Task >> Return each line holding the string "Sleeve".

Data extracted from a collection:
* BEGIN *
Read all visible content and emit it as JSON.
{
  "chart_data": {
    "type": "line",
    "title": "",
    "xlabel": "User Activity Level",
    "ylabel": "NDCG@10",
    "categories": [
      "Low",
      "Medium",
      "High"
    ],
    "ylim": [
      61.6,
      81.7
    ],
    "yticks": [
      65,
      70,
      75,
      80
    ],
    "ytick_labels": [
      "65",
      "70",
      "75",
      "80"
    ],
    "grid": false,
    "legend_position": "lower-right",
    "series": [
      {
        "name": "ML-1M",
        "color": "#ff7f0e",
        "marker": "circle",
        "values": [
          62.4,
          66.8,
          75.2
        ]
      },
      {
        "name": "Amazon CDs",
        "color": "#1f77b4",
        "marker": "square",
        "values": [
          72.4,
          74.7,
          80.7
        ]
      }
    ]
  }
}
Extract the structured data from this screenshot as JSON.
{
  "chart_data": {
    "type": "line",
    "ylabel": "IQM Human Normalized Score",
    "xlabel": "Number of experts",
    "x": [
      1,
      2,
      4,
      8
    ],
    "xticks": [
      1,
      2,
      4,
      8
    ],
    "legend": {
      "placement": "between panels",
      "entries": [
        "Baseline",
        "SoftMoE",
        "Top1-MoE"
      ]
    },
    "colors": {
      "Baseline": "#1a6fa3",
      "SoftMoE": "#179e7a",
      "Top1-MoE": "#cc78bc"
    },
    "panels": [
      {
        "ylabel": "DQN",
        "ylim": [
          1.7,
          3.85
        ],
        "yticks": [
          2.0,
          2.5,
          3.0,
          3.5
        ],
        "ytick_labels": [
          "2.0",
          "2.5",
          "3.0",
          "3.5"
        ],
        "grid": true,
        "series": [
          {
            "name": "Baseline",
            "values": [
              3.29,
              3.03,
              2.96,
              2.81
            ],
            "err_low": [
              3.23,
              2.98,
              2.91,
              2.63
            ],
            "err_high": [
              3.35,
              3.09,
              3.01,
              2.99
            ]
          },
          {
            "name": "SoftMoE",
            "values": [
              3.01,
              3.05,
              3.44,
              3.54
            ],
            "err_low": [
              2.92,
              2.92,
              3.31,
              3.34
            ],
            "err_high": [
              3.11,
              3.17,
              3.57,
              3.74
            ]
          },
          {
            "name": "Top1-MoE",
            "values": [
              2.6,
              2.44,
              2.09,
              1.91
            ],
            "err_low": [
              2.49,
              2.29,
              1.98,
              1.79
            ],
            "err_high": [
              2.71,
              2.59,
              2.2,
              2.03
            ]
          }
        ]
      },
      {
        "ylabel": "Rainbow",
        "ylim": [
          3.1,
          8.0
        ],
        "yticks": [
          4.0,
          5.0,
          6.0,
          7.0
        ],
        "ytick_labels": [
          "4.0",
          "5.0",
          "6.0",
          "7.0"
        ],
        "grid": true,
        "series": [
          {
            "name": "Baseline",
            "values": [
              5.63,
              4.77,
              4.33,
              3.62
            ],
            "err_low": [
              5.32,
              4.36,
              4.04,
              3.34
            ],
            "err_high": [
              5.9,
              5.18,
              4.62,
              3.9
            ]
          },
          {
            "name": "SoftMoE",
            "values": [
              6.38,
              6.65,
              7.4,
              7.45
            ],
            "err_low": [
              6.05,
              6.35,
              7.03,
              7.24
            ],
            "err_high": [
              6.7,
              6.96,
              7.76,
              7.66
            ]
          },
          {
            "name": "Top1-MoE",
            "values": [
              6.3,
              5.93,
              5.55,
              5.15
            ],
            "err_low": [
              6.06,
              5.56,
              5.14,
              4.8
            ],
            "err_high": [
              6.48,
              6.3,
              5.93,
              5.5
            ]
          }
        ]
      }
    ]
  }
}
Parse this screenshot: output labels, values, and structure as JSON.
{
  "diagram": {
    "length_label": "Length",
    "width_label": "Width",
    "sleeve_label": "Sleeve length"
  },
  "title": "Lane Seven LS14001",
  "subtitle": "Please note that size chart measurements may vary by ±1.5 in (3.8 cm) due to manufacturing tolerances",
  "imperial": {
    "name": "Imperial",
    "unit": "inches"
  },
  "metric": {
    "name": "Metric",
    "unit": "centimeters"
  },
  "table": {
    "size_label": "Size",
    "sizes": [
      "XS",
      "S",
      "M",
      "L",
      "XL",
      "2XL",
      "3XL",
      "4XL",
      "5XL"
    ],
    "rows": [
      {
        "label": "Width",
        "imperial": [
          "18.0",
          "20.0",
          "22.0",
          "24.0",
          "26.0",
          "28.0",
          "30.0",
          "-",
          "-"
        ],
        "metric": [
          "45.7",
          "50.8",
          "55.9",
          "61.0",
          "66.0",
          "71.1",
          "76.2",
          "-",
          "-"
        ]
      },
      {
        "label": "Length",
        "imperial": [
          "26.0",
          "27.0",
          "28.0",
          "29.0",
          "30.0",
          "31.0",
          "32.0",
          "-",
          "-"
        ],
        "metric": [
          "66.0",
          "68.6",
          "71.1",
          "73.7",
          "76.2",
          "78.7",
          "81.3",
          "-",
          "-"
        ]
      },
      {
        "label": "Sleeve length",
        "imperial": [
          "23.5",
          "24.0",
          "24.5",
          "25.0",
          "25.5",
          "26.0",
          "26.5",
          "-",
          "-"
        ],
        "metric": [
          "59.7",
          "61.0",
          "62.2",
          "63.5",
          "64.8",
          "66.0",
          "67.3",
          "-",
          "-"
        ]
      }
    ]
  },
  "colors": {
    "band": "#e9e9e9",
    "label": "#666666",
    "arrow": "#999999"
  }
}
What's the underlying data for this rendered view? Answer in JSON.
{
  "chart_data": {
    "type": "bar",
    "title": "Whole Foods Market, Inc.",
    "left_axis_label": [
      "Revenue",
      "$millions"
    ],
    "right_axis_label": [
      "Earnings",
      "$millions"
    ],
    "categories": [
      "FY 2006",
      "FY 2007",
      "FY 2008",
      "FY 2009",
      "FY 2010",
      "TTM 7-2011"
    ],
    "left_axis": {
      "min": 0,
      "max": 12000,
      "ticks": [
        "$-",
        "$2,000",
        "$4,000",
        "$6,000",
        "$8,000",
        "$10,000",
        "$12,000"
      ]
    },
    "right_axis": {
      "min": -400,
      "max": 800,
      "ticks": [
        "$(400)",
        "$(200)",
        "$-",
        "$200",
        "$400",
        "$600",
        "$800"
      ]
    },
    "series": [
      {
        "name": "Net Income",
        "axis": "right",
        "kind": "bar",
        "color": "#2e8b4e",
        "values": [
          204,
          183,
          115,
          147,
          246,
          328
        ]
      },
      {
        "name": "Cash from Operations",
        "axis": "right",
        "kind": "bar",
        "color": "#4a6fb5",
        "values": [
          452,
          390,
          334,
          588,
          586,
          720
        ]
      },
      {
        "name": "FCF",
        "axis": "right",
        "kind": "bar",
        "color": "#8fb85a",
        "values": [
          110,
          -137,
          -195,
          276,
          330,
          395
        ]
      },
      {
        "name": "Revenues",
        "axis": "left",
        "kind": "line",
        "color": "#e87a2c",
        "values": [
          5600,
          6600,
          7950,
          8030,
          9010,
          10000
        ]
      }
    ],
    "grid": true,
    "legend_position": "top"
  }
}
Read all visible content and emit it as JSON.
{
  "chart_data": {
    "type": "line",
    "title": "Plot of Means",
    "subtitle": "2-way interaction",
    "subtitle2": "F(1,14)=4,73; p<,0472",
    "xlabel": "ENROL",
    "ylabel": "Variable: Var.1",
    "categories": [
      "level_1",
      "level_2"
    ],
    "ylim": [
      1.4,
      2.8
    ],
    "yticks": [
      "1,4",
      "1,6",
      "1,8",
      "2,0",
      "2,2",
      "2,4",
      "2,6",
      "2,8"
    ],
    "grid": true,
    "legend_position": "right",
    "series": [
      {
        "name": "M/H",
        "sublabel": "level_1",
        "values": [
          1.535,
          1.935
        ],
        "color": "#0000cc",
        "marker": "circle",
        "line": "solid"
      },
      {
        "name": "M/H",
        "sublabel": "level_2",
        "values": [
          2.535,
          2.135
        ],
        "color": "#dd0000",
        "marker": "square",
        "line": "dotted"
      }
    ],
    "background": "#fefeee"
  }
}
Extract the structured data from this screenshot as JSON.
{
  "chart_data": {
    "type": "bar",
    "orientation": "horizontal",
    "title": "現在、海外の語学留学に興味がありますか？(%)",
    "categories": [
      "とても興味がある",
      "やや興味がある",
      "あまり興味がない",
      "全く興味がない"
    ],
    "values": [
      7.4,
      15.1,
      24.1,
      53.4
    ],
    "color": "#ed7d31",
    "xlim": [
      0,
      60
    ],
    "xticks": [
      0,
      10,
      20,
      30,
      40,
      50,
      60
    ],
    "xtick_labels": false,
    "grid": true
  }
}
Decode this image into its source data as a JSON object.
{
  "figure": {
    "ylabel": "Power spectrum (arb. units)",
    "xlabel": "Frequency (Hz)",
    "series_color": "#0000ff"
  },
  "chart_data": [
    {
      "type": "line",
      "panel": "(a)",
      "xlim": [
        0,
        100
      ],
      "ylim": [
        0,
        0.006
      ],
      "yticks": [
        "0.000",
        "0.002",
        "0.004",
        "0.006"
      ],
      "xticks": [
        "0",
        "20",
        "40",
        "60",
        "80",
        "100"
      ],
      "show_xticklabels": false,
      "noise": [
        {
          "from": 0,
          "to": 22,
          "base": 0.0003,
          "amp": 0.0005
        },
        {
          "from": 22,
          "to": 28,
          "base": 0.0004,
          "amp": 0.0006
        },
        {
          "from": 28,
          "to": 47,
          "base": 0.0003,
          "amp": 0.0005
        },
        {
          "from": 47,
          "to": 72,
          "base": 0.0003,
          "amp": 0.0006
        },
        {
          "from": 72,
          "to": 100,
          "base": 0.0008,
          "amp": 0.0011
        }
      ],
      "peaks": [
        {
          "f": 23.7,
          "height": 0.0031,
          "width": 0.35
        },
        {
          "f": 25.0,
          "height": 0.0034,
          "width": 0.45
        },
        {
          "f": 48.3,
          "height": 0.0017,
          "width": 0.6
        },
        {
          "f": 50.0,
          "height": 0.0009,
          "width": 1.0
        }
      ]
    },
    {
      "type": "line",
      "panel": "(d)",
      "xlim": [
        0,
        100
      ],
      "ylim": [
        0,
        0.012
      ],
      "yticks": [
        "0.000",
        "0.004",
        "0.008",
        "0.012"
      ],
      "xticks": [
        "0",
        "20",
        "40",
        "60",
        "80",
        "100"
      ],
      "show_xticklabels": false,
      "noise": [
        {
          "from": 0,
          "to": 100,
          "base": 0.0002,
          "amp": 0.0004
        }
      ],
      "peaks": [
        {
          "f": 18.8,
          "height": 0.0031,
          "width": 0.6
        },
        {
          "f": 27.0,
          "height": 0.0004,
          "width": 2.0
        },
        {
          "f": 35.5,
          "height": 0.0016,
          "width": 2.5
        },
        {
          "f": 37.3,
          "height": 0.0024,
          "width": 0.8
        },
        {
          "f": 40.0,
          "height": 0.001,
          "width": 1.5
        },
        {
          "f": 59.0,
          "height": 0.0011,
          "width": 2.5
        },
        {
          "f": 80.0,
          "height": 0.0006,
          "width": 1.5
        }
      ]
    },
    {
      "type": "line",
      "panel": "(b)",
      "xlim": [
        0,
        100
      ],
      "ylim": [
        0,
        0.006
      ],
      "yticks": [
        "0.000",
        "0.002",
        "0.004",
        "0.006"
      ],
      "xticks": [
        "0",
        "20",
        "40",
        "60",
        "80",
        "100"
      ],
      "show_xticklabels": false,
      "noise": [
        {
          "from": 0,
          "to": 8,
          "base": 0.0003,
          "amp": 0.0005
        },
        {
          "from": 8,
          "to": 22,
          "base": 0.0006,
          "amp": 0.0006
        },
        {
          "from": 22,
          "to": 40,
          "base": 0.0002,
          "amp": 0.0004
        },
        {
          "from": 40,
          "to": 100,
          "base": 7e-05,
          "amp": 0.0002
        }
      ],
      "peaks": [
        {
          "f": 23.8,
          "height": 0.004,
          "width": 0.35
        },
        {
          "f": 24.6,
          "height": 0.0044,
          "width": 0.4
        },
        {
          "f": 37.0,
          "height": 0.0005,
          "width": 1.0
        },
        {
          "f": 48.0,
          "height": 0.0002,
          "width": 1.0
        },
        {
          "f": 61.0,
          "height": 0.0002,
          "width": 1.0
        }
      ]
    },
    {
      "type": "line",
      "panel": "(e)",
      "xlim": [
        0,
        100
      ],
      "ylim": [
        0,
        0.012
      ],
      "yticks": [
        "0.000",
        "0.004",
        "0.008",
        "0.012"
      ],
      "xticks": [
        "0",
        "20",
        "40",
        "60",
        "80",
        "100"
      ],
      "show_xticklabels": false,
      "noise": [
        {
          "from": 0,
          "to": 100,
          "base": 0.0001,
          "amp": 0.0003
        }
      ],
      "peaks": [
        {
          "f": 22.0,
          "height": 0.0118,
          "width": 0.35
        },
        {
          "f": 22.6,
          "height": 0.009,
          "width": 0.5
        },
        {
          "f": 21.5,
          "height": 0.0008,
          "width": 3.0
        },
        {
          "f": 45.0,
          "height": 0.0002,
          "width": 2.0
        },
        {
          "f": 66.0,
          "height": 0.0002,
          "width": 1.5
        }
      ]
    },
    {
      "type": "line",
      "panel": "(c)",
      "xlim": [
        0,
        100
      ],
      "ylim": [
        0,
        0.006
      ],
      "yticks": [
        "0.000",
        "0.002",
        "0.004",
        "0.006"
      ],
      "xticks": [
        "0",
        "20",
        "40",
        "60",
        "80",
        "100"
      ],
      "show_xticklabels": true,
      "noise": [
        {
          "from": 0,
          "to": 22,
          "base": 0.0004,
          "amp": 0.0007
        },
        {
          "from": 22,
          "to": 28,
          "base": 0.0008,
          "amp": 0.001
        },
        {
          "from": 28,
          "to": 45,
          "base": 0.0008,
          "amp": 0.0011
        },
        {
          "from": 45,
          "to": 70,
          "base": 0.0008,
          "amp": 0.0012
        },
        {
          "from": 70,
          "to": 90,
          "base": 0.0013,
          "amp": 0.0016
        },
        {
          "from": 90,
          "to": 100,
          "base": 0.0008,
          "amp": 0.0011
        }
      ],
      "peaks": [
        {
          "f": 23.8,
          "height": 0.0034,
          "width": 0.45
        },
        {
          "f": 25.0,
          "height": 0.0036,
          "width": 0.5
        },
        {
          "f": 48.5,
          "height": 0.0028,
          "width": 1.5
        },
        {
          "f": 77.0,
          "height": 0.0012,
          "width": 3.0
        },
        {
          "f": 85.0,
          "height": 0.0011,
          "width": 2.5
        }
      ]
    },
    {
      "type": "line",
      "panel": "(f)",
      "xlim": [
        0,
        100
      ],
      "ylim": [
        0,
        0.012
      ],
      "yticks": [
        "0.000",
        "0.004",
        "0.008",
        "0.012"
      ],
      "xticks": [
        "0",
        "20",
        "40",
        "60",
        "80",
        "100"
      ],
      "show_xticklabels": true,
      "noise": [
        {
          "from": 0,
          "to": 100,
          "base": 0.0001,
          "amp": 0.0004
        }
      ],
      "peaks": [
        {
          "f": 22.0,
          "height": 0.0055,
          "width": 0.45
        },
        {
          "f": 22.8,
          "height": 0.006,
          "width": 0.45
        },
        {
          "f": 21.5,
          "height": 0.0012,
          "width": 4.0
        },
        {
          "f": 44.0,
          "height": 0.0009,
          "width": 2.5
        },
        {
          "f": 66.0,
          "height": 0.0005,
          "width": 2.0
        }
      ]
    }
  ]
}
* END *
Finished answer >>
    "sleeve_label": "Sleeve length"
        "label": "Sleeve length",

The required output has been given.